- _What to produce_: How many lines of the data hold the word "this"? State the number and nothing else.

- _Available data_:
— Start —

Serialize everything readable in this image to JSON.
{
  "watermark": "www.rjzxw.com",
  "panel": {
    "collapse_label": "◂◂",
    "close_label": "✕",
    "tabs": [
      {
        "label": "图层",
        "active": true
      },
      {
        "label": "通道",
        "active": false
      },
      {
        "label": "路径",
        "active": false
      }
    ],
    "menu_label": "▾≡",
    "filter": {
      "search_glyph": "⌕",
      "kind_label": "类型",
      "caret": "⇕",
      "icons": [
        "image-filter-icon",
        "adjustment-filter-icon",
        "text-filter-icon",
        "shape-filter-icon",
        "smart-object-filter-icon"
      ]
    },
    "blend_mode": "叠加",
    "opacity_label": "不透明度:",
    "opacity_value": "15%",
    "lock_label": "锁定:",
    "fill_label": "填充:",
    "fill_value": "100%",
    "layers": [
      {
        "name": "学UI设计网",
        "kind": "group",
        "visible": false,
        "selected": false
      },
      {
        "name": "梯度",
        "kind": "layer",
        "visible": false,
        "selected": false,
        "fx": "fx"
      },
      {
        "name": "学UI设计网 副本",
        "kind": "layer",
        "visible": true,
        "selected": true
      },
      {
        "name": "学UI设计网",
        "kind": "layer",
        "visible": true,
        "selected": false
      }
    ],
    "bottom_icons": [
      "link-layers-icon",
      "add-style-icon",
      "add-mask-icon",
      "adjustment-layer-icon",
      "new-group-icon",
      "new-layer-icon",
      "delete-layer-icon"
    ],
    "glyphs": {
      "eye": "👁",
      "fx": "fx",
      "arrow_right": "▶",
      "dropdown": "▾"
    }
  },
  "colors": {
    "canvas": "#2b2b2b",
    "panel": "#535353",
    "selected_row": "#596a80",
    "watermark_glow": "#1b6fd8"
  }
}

— End —
— Start —

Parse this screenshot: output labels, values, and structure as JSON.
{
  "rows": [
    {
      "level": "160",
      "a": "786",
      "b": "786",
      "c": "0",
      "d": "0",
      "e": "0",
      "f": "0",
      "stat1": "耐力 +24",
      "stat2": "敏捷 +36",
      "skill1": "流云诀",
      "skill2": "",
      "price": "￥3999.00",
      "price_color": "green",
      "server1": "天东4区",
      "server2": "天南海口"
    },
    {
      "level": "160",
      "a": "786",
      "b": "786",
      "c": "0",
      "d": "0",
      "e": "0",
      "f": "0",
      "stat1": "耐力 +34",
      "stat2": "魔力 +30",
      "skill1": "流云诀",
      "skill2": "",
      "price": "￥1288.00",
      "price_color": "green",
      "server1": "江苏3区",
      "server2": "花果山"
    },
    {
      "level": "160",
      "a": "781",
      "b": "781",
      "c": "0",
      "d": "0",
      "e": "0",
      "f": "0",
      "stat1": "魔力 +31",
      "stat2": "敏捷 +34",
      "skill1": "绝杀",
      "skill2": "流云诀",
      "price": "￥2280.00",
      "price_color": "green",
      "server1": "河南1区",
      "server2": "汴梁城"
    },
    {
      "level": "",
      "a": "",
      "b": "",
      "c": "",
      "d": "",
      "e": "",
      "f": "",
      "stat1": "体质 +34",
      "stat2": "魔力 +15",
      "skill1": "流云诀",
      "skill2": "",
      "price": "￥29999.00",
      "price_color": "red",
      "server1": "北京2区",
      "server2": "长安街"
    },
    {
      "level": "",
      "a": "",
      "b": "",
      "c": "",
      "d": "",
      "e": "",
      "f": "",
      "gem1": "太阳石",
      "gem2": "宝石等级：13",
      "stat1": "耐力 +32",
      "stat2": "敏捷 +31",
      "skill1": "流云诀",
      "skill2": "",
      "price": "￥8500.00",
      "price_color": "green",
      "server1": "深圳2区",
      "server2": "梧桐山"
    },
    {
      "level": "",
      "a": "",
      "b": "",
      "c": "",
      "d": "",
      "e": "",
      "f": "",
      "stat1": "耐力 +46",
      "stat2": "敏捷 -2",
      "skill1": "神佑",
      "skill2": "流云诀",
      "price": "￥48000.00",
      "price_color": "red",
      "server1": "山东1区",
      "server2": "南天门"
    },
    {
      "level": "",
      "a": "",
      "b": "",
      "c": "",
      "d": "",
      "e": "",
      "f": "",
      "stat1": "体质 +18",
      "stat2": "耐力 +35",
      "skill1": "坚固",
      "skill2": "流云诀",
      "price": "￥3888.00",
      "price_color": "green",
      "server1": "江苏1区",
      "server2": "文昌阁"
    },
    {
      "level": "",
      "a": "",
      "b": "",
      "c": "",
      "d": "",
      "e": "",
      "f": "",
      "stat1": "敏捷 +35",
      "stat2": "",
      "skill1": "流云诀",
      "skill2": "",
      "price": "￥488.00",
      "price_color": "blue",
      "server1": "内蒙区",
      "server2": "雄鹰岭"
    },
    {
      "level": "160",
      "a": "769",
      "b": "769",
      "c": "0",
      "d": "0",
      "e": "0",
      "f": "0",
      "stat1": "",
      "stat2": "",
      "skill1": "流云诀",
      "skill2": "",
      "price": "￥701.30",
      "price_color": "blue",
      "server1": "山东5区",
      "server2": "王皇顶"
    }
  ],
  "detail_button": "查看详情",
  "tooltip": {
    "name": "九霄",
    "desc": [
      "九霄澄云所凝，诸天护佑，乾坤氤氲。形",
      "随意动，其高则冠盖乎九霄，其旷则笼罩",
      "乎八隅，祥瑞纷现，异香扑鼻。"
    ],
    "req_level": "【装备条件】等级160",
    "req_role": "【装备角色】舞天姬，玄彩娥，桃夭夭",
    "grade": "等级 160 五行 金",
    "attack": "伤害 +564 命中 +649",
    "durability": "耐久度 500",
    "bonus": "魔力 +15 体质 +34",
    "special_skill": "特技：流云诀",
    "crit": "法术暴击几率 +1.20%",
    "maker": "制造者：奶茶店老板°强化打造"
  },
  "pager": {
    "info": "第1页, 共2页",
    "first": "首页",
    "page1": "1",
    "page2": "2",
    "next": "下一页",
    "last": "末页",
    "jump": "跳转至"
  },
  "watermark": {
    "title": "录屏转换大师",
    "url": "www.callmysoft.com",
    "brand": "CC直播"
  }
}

— End —

- _Exercise output_: 2